__PROBLEM DESCRIPTION__.
Reproduce the listing word for word. Skip any image.

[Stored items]
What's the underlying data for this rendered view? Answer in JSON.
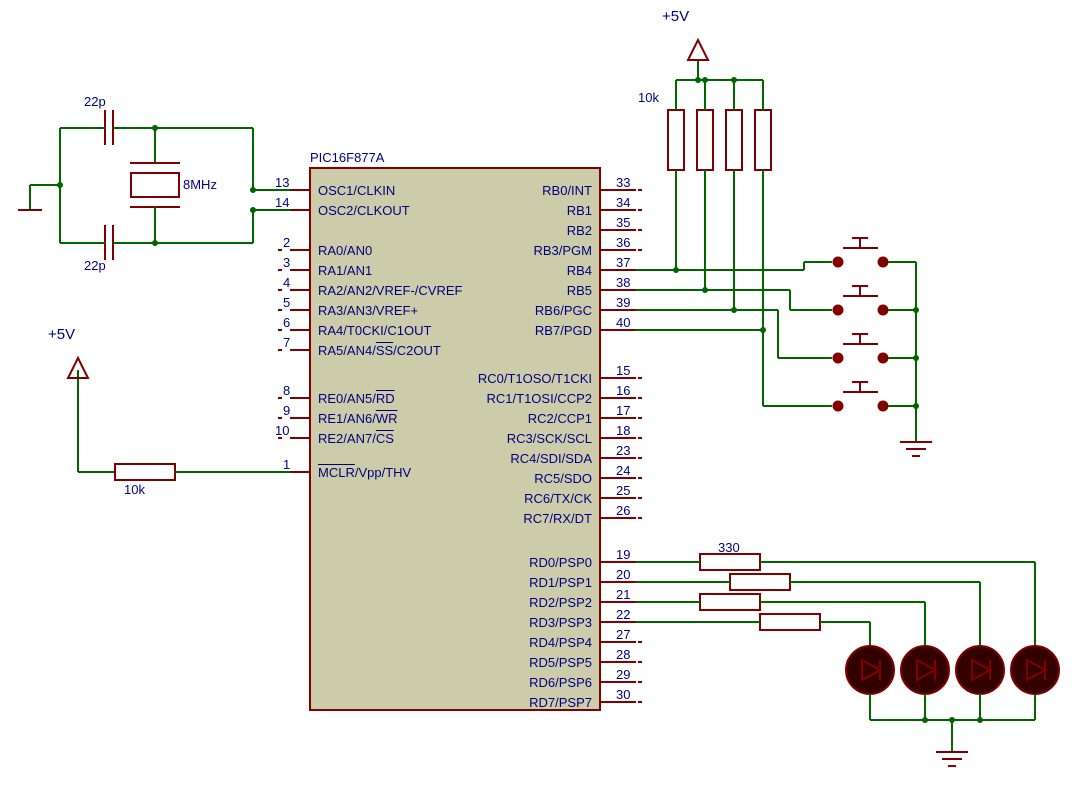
{
  "power": {
    "vcc1": "+5V",
    "vcc2": "+5V"
  },
  "crystal": {
    "freq": "8MHz",
    "cap1": "22p",
    "cap2": "22p"
  },
  "resistors": {
    "mclr": "10k",
    "pullup": "10k",
    "led": "330"
  },
  "chip": {
    "name": "PIC16F877A",
    "left": [
      {
        "pin": "13",
        "label": "OSC1/CLKIN"
      },
      {
        "pin": "14",
        "label": "OSC2/CLKOUT"
      },
      {
        "pin": "",
        "label": ""
      },
      {
        "pin": "2",
        "label": "RA0/AN0"
      },
      {
        "pin": "3",
        "label": "RA1/AN1"
      },
      {
        "pin": "4",
        "label": "RA2/AN2/VREF-/CVREF"
      },
      {
        "pin": "5",
        "label": "RA3/AN3/VREF+"
      },
      {
        "pin": "6",
        "label": "RA4/T0CKI/C1OUT"
      },
      {
        "pin": "7",
        "label": "RA5/AN4/~SS~/C2OUT"
      },
      {
        "pin": "",
        "label": ""
      },
      {
        "pin": "8",
        "label": "RE0/AN5/~RD~"
      },
      {
        "pin": "9",
        "label": "RE1/AN6/~WR~"
      },
      {
        "pin": "10",
        "label": "RE2/AN7/~CS~"
      },
      {
        "pin": "",
        "label": ""
      },
      {
        "pin": "1",
        "label": "~MCLR~/Vpp/THV"
      }
    ],
    "right": [
      {
        "pin": "33",
        "label": "RB0/INT"
      },
      {
        "pin": "34",
        "label": "RB1"
      },
      {
        "pin": "35",
        "label": "RB2"
      },
      {
        "pin": "36",
        "label": "RB3/PGM"
      },
      {
        "pin": "37",
        "label": "RB4"
      },
      {
        "pin": "38",
        "label": "RB5"
      },
      {
        "pin": "39",
        "label": "RB6/PGC"
      },
      {
        "pin": "40",
        "label": "RB7/PGD"
      },
      {
        "pin": "",
        "label": ""
      },
      {
        "pin": "15",
        "label": "RC0/T1OSO/T1CKI"
      },
      {
        "pin": "16",
        "label": "RC1/T1OSI/CCP2"
      },
      {
        "pin": "17",
        "label": "RC2/CCP1"
      },
      {
        "pin": "18",
        "label": "RC3/SCK/SCL"
      },
      {
        "pin": "23",
        "label": "RC4/SDI/SDA"
      },
      {
        "pin": "24",
        "label": "RC5/SDO"
      },
      {
        "pin": "25",
        "label": "RC6/TX/CK"
      },
      {
        "pin": "26",
        "label": "RC7/RX/DT"
      },
      {
        "pin": "",
        "label": ""
      },
      {
        "pin": "19",
        "label": "RD0/PSP0"
      },
      {
        "pin": "20",
        "label": "RD1/PSP1"
      },
      {
        "pin": "21",
        "label": "RD2/PSP2"
      },
      {
        "pin": "22",
        "label": "RD3/PSP3"
      },
      {
        "pin": "27",
        "label": "RD4/PSP4"
      },
      {
        "pin": "28",
        "label": "RD5/PSP5"
      },
      {
        "pin": "29",
        "label": "RD6/PSP6"
      },
      {
        "pin": "30",
        "label": "RD7/PSP7"
      }
    ]
  }
}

__EXERCISE SOLUTION__.
What's the underlying data for this rendered view? Answer in JSON.
{
  "power": {
    "vcc1": "+5V",
    "vcc2": "+5V"
  },
  "crystal": {
    "freq": "8MHz",
    "cap1": "22p",
    "cap2": "22p"
  },
  "resistors": {
    "mclr": "10k",
    "pullup": "10k",
    "led": "330"
  },
  "chip": {
    "name": "PIC16F877A",
    "left": [
      {
        "pin": "13",
        "label": "OSC1/CLKIN"
      },
      {
        "pin": "14",
        "label": "OSC2/CLKOUT"
      },
      {
        "pin": "",
        "label": ""
      },
      {
        "pin": "2",
        "label": "RA0/AN0"
      },
      {
        "pin": "3",
        "label": "RA1/AN1"
      },
      {
        "pin": "4",
        "label": "RA2/AN2/VREF-/CVREF"
      },
      {
        "pin": "5",
        "label": "RA3/AN3/VREF+"
      },
      {
        "pin": "6",
        "label": "RA4/T0CKI/C1OUT"
      },
      {
        "pin": "7",
        "label": "RA5/AN4/~SS~/C2OUT"
      },
      {
        "pin": "",
        "label": ""
      },
      {
        "pin": "8",
        "label": "RE0/AN5/~RD~"
      },
      {
        "pin": "9",
        "label": "RE1/AN6/~WR~"
      },
      {
        "pin": "10",
        "label": "RE2/AN7/~CS~"
      },
      {
        "pin": "",
        "label": ""
      },
      {
        "pin": "1",
        "label": "~MCLR~/Vpp/THV"
      }
    ],
    "right": [
      {
        "pin": "33",
        "label": "RB0/INT"
      },
      {
        "pin": "34",
        "label": "RB1"
      },
      {
        "pin": "35",
        "label": "RB2"
      },
      {
        "pin": "36",
        "label": "RB3/PGM"
      },
      {
        "pin": "37",
        "label": "RB4"
      },
      {
        "pin": "38",
        "label": "RB5"
      },
      {
        "pin": "39",
        "label": "RB6/PGC"
      },
      {
        "pin": "40",
        "label": "RB7/PGD"
      },
      {
        "pin": "",
        "label": ""
      },
      {
        "pin": "15",
        "label": "RC0/T1OSO/T1CKI"
      },
      {
        "pin": "16",
        "label": "RC1/T1OSI/CCP2"
      },
      {
        "pin": "17",
        "label": "RC2/CCP1"
      },
      {
        "pin": "18",
        "label": "RC3/SCK/SCL"
      },
      {
        "pin": "23",
        "label": "RC4/SDI/SDA"
      },
      {
        "pin": "24",
        "label": "RC5/SDO"
      },
      {
        "pin": "25",
        "label": "RC6/TX/CK"
      },
      {
        "pin": "26",
        "label": "RC7/RX/DT"
      },
      {
        "pin": "",
        "label": ""
      },
      {
        "pin": "19",
        "label": "RD0/PSP0"
      },
      {
        "pin": "20",
        "label": "RD1/PSP1"
      },
      {
        "pin": "21",
        "label": "RD2/PSP2"
      },
      {
        "pin": "22",
        "label": "RD3/PSP3"
      },
      {
        "pin": "27",
        "label": "RD4/PSP4"
      },
      {
        "pin": "28",
        "label": "RD5/PSP5"
      },
      {
        "pin": "29",
        "label": "RD6/PSP6"
      },
      {
        "pin": "30",
        "label": "RD7/PSP7"
      }
    ]
  }
}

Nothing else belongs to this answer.